* Start Material for this task *
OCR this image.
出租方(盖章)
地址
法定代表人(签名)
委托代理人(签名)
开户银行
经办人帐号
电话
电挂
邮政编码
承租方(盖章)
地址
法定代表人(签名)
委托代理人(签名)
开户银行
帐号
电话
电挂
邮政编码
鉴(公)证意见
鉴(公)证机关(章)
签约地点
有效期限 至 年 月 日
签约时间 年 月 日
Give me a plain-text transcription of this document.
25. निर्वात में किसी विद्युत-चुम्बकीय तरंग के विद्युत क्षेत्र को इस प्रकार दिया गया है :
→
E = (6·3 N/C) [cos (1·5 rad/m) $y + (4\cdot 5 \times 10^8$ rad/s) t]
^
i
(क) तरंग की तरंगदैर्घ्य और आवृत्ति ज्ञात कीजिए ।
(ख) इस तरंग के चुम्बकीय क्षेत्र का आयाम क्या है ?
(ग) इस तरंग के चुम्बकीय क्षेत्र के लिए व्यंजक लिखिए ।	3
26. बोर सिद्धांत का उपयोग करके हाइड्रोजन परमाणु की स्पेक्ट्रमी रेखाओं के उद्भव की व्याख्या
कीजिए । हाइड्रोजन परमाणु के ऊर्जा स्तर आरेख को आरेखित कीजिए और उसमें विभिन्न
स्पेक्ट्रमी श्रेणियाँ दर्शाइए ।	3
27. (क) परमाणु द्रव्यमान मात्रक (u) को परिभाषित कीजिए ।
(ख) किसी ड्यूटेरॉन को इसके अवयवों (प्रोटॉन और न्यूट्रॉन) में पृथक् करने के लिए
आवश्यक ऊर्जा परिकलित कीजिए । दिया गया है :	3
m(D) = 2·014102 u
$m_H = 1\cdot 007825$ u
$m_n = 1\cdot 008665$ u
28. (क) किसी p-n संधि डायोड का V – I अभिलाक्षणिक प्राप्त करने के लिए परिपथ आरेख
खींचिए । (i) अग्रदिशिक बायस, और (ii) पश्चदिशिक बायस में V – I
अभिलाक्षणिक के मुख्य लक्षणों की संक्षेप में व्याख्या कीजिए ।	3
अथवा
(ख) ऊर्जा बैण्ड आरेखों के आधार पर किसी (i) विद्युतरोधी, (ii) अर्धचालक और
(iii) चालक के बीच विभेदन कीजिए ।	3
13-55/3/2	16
* End Material for this task *
Show the lines where the word "cdot" appears in the entries.

_Output of the exercise_:
E = (6·3 N/C) [cos (1·5 rad/m) $y + (4\cdot 5 \times 10^8$ rad/s) t]
$m_H = 1\cdot 007825$ u
$m_n = 1\cdot 008665$ u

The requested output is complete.